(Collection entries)
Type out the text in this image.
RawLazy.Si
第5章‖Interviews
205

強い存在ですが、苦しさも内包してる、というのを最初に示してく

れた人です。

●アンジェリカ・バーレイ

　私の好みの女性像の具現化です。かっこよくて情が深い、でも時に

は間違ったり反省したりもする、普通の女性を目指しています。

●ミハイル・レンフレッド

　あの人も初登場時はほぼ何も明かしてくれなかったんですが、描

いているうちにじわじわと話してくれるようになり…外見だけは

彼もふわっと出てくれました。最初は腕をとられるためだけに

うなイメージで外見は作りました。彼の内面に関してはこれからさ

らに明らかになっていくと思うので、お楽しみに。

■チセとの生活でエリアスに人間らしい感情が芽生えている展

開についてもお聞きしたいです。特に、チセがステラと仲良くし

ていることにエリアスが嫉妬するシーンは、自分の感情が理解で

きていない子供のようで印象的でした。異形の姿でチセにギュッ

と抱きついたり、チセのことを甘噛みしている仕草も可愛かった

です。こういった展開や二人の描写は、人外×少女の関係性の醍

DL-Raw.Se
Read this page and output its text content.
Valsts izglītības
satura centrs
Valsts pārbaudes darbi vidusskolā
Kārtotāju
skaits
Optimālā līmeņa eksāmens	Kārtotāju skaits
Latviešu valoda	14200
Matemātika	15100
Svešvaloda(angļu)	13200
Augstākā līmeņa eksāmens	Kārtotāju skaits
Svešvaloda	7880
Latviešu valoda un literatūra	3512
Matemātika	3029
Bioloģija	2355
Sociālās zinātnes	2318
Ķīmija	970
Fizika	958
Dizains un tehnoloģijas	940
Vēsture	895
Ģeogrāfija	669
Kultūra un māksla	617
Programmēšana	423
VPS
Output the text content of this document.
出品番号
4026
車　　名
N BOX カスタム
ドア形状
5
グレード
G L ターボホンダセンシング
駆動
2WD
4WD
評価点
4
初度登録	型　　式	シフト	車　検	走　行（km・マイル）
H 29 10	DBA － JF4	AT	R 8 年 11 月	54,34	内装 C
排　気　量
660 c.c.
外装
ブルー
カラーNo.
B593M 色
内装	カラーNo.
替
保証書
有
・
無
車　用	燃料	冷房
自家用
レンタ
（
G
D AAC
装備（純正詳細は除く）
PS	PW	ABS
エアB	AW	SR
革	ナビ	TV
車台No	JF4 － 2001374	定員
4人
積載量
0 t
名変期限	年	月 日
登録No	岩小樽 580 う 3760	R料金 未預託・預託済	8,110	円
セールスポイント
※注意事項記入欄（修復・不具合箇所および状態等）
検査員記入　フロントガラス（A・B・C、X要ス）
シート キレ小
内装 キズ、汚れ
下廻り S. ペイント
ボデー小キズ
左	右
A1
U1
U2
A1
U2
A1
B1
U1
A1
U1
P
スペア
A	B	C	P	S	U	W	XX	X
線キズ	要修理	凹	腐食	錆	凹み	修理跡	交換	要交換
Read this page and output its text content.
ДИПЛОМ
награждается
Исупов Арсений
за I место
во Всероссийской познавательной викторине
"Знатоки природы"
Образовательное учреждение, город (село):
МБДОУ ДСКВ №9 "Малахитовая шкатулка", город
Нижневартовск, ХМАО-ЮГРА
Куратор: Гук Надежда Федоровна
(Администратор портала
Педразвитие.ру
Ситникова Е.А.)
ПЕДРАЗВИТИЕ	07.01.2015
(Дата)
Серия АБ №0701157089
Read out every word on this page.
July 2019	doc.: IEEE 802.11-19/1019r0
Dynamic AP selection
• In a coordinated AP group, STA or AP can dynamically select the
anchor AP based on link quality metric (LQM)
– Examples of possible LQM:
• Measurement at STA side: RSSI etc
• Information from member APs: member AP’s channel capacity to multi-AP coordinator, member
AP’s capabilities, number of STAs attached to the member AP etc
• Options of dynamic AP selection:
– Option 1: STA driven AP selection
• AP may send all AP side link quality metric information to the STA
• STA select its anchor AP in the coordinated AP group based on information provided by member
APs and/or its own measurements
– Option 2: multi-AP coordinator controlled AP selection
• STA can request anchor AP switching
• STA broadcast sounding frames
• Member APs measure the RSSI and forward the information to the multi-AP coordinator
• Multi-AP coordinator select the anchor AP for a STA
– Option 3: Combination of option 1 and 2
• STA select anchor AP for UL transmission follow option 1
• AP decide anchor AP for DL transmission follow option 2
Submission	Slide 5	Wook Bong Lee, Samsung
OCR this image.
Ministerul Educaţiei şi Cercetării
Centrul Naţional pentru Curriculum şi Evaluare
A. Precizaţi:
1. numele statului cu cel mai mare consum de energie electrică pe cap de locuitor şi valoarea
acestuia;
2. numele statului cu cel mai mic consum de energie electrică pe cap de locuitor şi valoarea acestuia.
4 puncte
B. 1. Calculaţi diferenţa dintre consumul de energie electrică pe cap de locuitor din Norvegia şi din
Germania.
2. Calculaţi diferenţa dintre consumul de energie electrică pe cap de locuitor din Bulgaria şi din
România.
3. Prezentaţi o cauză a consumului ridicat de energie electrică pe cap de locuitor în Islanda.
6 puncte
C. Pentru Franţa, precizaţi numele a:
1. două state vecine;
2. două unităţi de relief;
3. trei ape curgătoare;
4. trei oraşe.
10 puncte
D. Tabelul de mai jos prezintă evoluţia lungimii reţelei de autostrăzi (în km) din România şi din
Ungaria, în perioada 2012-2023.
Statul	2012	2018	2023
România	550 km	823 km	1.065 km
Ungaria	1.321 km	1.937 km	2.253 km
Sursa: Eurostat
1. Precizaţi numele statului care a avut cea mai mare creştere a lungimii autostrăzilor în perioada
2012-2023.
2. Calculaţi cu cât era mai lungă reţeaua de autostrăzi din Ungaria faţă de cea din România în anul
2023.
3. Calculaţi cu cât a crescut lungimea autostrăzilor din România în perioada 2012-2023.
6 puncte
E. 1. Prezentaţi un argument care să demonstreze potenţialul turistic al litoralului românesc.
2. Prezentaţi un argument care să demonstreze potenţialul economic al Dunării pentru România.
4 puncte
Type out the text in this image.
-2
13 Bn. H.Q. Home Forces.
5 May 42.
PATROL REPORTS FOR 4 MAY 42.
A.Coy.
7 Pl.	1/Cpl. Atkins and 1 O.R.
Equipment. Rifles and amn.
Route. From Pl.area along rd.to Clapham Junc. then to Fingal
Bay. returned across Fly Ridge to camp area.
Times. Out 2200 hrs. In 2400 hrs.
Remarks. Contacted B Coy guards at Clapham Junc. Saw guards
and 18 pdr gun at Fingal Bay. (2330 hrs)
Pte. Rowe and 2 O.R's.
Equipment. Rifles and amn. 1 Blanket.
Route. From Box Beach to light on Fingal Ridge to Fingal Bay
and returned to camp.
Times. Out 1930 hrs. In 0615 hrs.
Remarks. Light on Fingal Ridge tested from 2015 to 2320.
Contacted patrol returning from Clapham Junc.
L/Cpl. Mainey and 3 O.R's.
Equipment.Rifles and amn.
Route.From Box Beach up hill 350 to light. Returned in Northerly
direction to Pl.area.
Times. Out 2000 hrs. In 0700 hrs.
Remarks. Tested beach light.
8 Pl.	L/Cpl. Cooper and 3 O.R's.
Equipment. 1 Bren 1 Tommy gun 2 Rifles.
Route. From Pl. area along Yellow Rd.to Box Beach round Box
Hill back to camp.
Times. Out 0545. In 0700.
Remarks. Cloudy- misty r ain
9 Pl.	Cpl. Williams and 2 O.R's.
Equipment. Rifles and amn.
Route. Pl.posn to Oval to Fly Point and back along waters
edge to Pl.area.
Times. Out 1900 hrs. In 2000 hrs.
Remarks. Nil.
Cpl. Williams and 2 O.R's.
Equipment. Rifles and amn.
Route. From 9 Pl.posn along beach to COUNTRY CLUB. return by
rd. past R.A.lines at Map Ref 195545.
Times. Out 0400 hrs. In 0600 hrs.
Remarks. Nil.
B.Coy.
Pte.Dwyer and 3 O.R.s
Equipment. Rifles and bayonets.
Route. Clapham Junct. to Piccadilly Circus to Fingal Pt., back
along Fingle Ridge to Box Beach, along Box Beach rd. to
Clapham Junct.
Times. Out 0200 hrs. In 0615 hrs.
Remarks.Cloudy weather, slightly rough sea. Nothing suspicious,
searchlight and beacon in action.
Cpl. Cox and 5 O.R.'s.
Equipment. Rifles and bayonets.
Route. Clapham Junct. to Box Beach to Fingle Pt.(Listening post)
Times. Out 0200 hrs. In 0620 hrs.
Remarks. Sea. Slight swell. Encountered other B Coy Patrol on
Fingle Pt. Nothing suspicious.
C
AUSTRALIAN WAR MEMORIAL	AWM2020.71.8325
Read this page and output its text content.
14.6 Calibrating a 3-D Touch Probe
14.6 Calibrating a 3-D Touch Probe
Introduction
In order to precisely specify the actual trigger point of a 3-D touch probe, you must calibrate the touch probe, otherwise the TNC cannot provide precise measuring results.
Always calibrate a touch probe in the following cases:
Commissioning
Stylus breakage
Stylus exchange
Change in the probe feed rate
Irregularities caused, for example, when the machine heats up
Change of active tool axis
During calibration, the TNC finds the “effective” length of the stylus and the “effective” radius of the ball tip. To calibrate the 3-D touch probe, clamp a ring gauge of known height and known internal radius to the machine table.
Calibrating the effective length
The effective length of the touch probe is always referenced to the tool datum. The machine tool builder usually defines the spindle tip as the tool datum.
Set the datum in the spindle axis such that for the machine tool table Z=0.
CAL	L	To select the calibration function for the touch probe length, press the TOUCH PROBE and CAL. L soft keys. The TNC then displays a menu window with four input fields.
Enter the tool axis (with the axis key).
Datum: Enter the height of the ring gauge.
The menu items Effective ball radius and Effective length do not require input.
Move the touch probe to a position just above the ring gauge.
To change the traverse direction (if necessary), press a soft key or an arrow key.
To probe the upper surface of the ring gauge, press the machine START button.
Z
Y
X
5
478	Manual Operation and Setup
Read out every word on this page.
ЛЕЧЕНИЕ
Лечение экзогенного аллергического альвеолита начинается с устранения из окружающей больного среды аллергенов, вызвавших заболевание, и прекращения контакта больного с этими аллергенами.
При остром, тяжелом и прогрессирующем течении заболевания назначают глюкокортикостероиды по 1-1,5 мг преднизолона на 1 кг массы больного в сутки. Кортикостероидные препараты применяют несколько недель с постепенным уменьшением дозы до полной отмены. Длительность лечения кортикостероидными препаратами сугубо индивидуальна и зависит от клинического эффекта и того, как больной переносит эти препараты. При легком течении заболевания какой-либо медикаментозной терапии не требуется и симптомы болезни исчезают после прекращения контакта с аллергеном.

▶ **Work to do**:
Pull out every line in the material above where "Prezentaţi" occurs.

▶ **Solution below**:
3. Prezentaţi o cauză a consumului ridicat de energie electrică pe cap de locuitor în Islanda.
E. 1. Prezentaţi un argument care să demonstreze potenţialul turistic al litoralului românesc.
2. Prezentaţi un argument care să demonstreze potenţialul economic al Dunării pentru România.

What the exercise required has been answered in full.